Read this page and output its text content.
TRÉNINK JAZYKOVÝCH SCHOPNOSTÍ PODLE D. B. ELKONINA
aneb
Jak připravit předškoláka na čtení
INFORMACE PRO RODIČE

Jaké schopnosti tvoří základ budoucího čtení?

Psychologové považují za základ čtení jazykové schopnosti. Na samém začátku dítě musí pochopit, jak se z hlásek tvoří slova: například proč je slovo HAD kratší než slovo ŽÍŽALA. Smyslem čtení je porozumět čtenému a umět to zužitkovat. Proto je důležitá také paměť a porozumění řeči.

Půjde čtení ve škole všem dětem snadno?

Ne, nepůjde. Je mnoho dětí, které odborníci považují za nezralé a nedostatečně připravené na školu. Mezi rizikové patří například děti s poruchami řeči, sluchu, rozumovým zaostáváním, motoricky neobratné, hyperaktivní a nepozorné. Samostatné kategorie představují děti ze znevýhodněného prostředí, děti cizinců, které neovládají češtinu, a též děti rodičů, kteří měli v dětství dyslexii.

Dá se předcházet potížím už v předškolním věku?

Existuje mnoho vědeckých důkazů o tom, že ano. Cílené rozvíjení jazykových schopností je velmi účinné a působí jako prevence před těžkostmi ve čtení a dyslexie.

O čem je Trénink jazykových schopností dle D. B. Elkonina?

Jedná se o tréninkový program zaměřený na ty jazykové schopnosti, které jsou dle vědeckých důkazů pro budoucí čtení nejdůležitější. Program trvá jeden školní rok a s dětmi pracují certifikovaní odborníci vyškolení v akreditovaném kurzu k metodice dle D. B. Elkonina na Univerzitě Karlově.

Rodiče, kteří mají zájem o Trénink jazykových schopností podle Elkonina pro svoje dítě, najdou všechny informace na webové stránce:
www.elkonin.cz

EXERCISE INSTRUCTIONS: Output all records verbatim.

CORRECT OUTPUT:
Read this page and output its text content.
TRÉNINK JAZYKOVÝCH SCHOPNOSTÍ PODLE D. B. ELKONINA
aneb
Jak připravit předškoláka na čtení
INFORMACE PRO RODIČE

Jaké schopnosti tvoří základ budoucího čtení?

Psychologové považují za základ čtení jazykové schopnosti. Na samém začátku dítě musí pochopit, jak se z hlásek tvoří slova: například proč je slovo HAD kratší než slovo ŽÍŽALA. Smyslem čtení je porozumět čtenému a umět to zužitkovat. Proto je důležitá také paměť a porozumění řeči.

Půjde čtení ve škole všem dětem snadno?

Ne, nepůjde. Je mnoho dětí, které odborníci považují za nezralé a nedostatečně připravené na školu. Mezi rizikové patří například děti s poruchami řeči, sluchu, rozumovým zaostáváním, motoricky neobratné, hyperaktivní a nepozorné. Samostatné kategorie představují děti ze znevýhodněného prostředí, děti cizinců, které neovládají češtinu, a též děti rodičů, kteří měli v dětství dyslexii.

Dá se předcházet potížím už v předškolním věku?

Existuje mnoho vědeckých důkazů o tom, že ano. Cílené rozvíjení jazykových schopností je velmi účinné a působí jako prevence před těžkostmi ve čtení a dyslexie.

O čem je Trénink jazykových schopností dle D. B. Elkonina?

Jedná se o tréninkový program zaměřený na ty jazykové schopnosti, které jsou dle vědeckých důkazů pro budoucí čtení nejdůležitější. Program trvá jeden školní rok a s dětmi pracují certifikovaní odborníci vyškolení v akreditovaném kurzu k metodice dle D. B. Elkonina na Univerzitě Karlově.

Rodiče, kteří mají zájem o Trénink jazykových schopností podle Elkonina pro svoje dítě, najdou všechny informace na webové stránce:
www.elkonin.cz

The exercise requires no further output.